Saved entries:
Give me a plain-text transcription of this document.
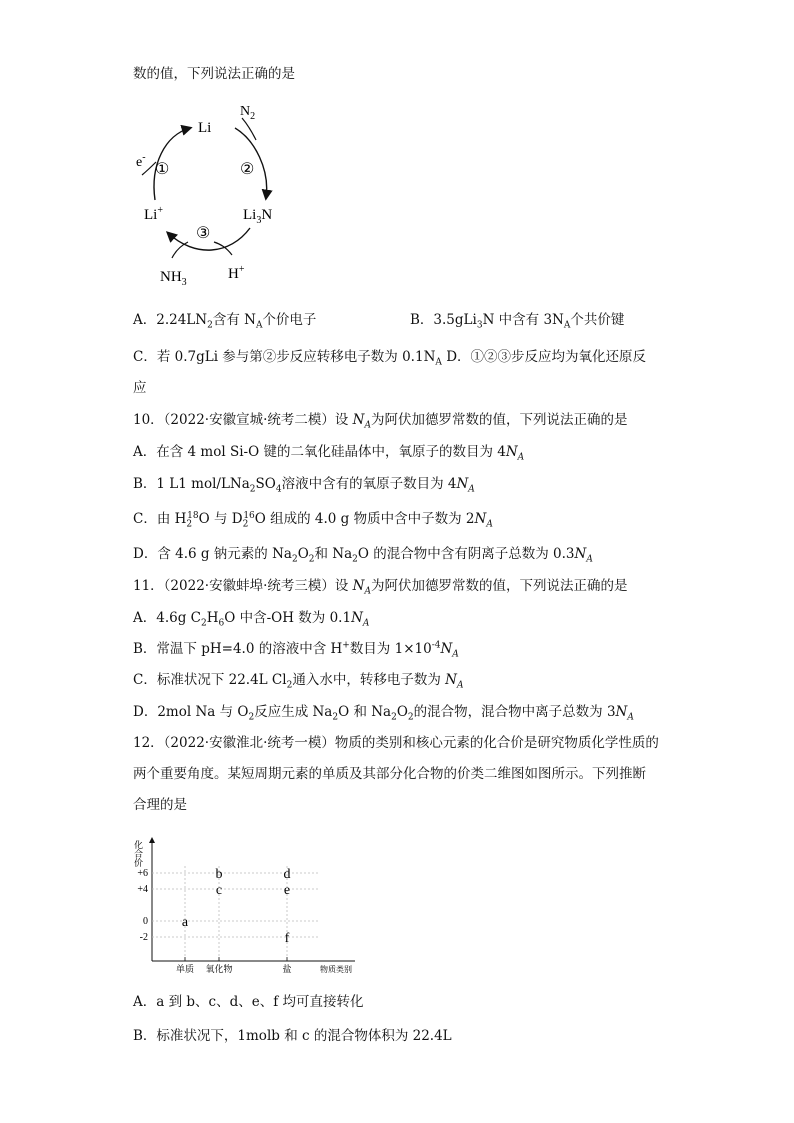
数的值，下列说法正确的是
Li
$N_2$
e-
①	②
③
Li+	$Li_3N$
$NH_3$
H+
A．$2.24LN_2$含有 $N_A$个价电子	B．3.5gLi$_3$N 中含有 $3N_A$个共价键
C．若 0.7gLi 参与第②步反应转移电子数为 $0.1N_A$ D．①②③步反应均为氧化还原反
应
10．（2022·安徽宣城·统考二模）设 $N_A$为阿伏加德罗常数的值，下列说法正确的是
A．在含 4 mol Si-O 键的二氧化硅晶体中，氧原子的数目为 $4N_A$
B．1 L1 mol/$LNa_2SO_4$溶液中含有的氧原子数目为 $4N_A$
C．由 $H_2^{18}O$ 与 $D_2^{16}O$ 组成的 4.0 g 物质中含中子数为 $2N_A$
D．含 4.6 g 钠元素的 $Na_2O_2$和 $Na_2O$ 的混合物中含有阴离子总数为 $0.3N_A$
11．（2022·安徽蚌埠·统考三模）设 $N_A$为阿伏加德罗常数的值，下列说法正确的是
A．4.6g $C_2H_6O$ 中含-OH 数为 $0.1N_A$
B．常温下 pH=4.0 的溶液中含 H+数目为 $1\times 10^{-4}N_A$
C．标准状况下 22.4L $Cl_2$通入水中，转移电子数为 $N_A$
D．2mol Na 与 $O_2$反应生成 $Na_2O$ 和 $Na_2O_2$的混合物，混合物中离子总数为 $3N_A$
12．（2022·安徽淮北·统考一模）物质的类别和核心元素的化合价是研究物质化学性质的
两个重要角度。某短周期元素的单质及其部分化合物的价类二维图如图所示。下列推断
合理的是
化合价
物质类别
+6
+4
0
-2
单质 氧化物	盐
a
b
c
d
e
f
A．a 到 b、c、d、e、f 均可直接转化
B．标准状况下，1molb 和 c 的混合物体积为 22.4L
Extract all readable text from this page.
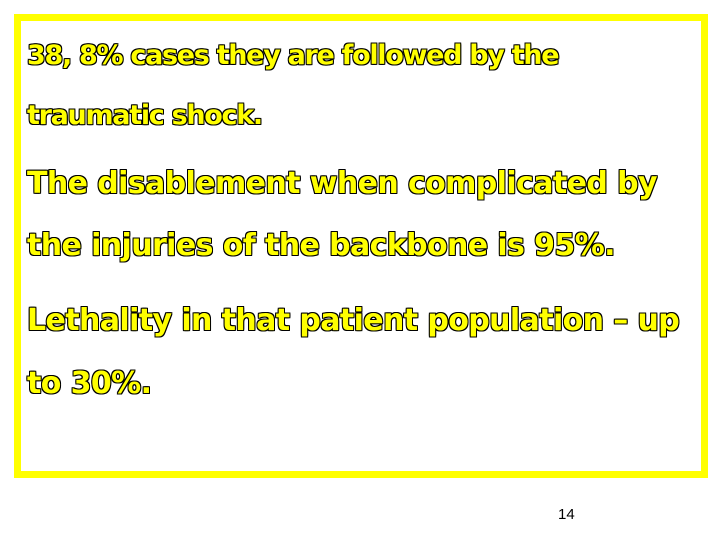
38, 8% cases they are followed by the

traumatic shock.

The disablement when complicated by

the injuries of the backbone is 95%.

Lethality in that patient population – up

to 30%.

14
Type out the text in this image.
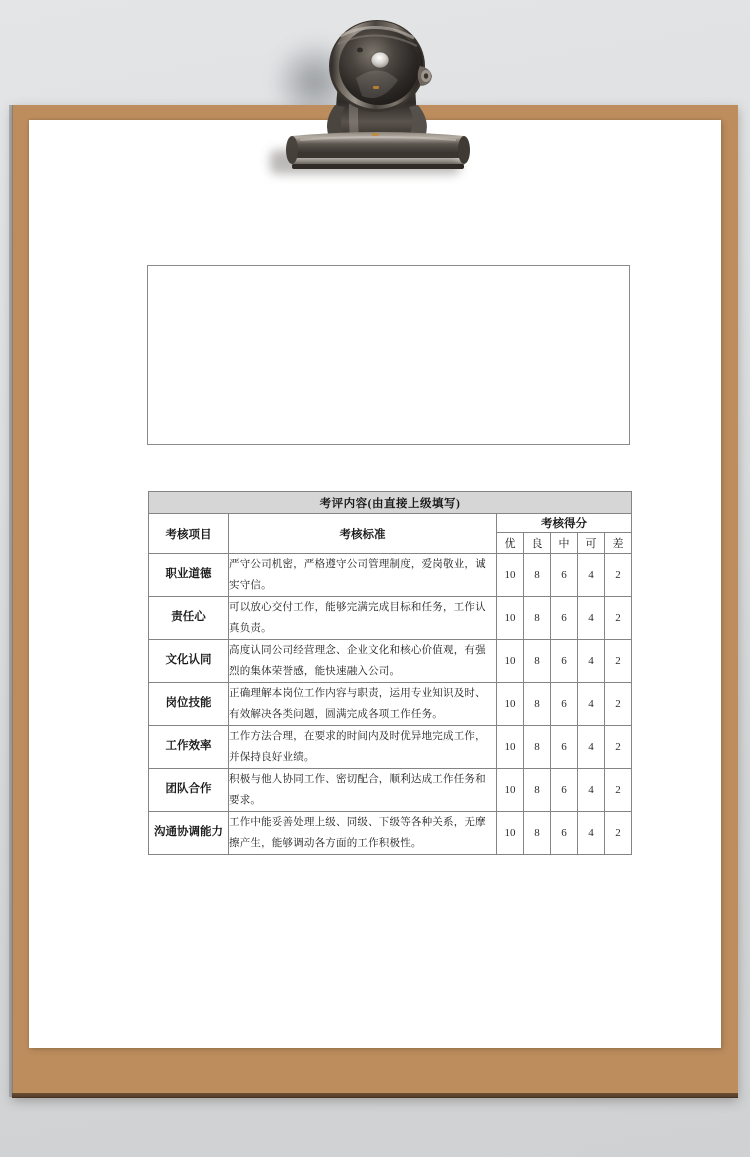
考评内容(由直接上级填写)						
考核项目	考核标准	考核得分				
		优	良	中	可	差
职业道德	严守公司机密，严格遵守公司管理制度，爱岗敬业，诚实守信。	10	8	6	4	2
责任心	可以放心交付工作，能够完满完成目标和任务，工作认真负责。	10	8	6	4	2
文化认同	高度认同公司经营理念、企业文化和核心价值观，有强烈的集体荣誉感，能快速融入公司。	10	8	6	4	2
岗位技能	正确理解本岗位工作内容与职责，运用专业知识及时、有效解决各类问题，圆满完成各项工作任务。	10	8	6	4	2
工作效率	工作方法合理，在要求的时间内及时优异地完成工作，并保持良好业绩。	10	8	6	4	2
团队合作	积极与他人协同工作、密切配合，顺利达成工作任务和要求。	10	8	6	4	2
沟通协调能力	工作中能妥善处理上级、同级、下级等各种关系，无摩擦产生，能够调动各方面的工作积极性。	10	8	6	4	2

WORK TO DO — Leave out every picture, and copy exactly the lines from the line that contains "Type out the text in this image." through the end of the material.

RESPONSE TO THIS EXERCISE —
Type out the text in this image.
考评内容(由直接上级填写)						
考核项目	考核标准	考核得分				
		优	良	中	可	差
职业道德	严守公司机密，严格遵守公司管理制度，爱岗敬业，诚实守信。	10	8	6	4	2
责任心	可以放心交付工作，能够完满完成目标和任务，工作认真负责。	10	8	6	4	2
文化认同	高度认同公司经营理念、企业文化和核心价值观，有强烈的集体荣誉感，能快速融入公司。	10	8	6	4	2
岗位技能	正确理解本岗位工作内容与职责，运用专业知识及时、有效解决各类问题，圆满完成各项工作任务。	10	8	6	4	2
工作效率	工作方法合理，在要求的时间内及时优异地完成工作，并保持良好业绩。	10	8	6	4	2
团队合作	积极与他人协同工作、密切配合，顺利达成工作任务和要求。	10	8	6	4	2
沟通协调能力	工作中能妥善处理上级、同级、下级等各种关系，无摩擦产生，能够调动各方面的工作积极性。	10	8	6	4	2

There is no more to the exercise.